begin Rows

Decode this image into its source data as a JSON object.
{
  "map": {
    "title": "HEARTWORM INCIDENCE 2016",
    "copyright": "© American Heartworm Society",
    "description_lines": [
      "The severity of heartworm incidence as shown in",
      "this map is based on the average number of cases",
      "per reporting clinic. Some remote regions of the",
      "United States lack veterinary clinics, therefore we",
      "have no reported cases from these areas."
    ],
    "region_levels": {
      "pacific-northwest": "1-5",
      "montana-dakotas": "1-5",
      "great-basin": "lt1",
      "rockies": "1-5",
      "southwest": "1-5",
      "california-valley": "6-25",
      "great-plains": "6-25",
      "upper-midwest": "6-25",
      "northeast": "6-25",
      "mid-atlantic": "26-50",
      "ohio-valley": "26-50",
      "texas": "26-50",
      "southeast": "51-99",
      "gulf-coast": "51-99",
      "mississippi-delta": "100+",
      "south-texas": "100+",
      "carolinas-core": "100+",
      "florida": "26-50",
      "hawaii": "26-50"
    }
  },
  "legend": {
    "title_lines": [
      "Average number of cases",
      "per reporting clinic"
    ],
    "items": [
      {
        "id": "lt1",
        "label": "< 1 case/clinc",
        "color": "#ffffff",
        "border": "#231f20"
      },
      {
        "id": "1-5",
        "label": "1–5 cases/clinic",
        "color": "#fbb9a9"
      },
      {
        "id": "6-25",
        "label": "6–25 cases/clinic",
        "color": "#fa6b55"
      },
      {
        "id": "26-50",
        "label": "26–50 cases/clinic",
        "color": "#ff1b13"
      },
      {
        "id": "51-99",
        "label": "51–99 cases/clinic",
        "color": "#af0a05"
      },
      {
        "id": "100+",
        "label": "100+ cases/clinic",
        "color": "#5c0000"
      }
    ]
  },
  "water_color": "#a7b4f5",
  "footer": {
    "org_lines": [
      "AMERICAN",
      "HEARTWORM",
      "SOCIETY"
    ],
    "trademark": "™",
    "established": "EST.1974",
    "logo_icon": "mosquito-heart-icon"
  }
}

end Rows

§ **Challenge**: Restate each of the entries above verbatim.

§ **Completed task**:
Decode this image into its source data as a JSON object.
{
  "map": {
    "title": "HEARTWORM INCIDENCE 2016",
    "copyright": "© American Heartworm Society",
    "description_lines": [
      "The severity of heartworm incidence as shown in",
      "this map is based on the average number of cases",
      "per reporting clinic. Some remote regions of the",
      "United States lack veterinary clinics, therefore we",
      "have no reported cases from these areas."
    ],
    "region_levels": {
      "pacific-northwest": "1-5",
      "montana-dakotas": "1-5",
      "great-basin": "lt1",
      "rockies": "1-5",
      "southwest": "1-5",
      "california-valley": "6-25",
      "great-plains": "6-25",
      "upper-midwest": "6-25",
      "northeast": "6-25",
      "mid-atlantic": "26-50",
      "ohio-valley": "26-50",
      "texas": "26-50",
      "southeast": "51-99",
      "gulf-coast": "51-99",
      "mississippi-delta": "100+",
      "south-texas": "100+",
      "carolinas-core": "100+",
      "florida": "26-50",
      "hawaii": "26-50"
    }
  },
  "legend": {
    "title_lines": [
      "Average number of cases",
      "per reporting clinic"
    ],
    "items": [
      {
        "id": "lt1",
        "label": "< 1 case/clinc",
        "color": "#ffffff",
        "border": "#231f20"
      },
      {
        "id": "1-5",
        "label": "1–5 cases/clinic",
        "color": "#fbb9a9"
      },
      {
        "id": "6-25",
        "label": "6–25 cases/clinic",
        "color": "#fa6b55"
      },
      {
        "id": "26-50",
        "label": "26–50 cases/clinic",
        "color": "#ff1b13"
      },
      {
        "id": "51-99",
        "label": "51–99 cases/clinic",
        "color": "#af0a05"
      },
      {
        "id": "100+",
        "label": "100+ cases/clinic",
        "color": "#5c0000"
      }
    ]
  },
  "water_color": "#a7b4f5",
  "footer": {
    "org_lines": [
      "AMERICAN",
      "HEARTWORM",
      "SOCIETY"
    ],
    "trademark": "™",
    "established": "EST.1974",
    "logo_icon": "mosquito-heart-icon"
  }
}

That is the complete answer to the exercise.